==== Excerpted data
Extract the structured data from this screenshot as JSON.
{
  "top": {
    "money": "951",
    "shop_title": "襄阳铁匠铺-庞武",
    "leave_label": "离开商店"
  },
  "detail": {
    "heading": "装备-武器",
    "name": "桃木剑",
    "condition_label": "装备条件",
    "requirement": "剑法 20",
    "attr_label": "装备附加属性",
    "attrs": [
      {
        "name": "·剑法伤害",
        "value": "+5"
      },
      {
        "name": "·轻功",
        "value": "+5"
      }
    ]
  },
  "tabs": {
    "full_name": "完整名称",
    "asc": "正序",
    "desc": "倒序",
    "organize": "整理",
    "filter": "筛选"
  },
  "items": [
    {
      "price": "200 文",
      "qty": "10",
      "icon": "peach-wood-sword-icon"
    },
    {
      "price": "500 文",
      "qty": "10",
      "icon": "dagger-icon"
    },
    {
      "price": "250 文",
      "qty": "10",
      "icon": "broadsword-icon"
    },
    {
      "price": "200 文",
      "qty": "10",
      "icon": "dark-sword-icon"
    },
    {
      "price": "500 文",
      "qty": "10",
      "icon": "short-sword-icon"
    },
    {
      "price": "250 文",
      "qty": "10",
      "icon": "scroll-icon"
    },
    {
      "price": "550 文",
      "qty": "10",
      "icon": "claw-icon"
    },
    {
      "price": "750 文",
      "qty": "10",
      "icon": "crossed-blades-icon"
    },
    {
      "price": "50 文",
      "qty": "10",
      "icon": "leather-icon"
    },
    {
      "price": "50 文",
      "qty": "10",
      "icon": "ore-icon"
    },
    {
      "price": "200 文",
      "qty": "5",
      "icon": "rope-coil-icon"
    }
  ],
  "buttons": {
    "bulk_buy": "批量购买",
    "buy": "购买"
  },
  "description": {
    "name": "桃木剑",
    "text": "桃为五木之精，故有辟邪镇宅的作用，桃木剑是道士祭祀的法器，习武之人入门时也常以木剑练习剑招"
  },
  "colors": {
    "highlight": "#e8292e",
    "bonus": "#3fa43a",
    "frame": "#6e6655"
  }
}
========
==== Excerpted data
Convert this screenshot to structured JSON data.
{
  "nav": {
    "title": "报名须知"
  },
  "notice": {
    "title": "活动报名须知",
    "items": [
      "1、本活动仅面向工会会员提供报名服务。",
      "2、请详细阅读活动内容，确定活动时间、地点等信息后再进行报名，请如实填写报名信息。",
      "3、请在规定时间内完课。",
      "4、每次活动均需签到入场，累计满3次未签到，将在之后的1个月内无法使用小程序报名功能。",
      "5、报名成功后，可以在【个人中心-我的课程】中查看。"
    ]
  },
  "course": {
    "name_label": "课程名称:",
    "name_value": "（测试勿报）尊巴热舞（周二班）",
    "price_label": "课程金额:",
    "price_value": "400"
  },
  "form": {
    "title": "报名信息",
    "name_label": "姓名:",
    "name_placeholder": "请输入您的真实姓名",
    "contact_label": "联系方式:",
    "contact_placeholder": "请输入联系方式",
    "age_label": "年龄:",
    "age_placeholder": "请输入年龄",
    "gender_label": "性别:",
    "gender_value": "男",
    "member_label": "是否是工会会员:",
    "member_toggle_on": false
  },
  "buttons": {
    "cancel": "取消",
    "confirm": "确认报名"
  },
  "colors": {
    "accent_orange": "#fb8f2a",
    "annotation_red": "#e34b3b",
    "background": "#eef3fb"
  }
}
========
• [Task objective]
Pick out, from the lines above, every one that contains the string "screenshot".

• [Full answer]
Extract the structured data from this screenshot as JSON.
Convert this screenshot to structured JSON data.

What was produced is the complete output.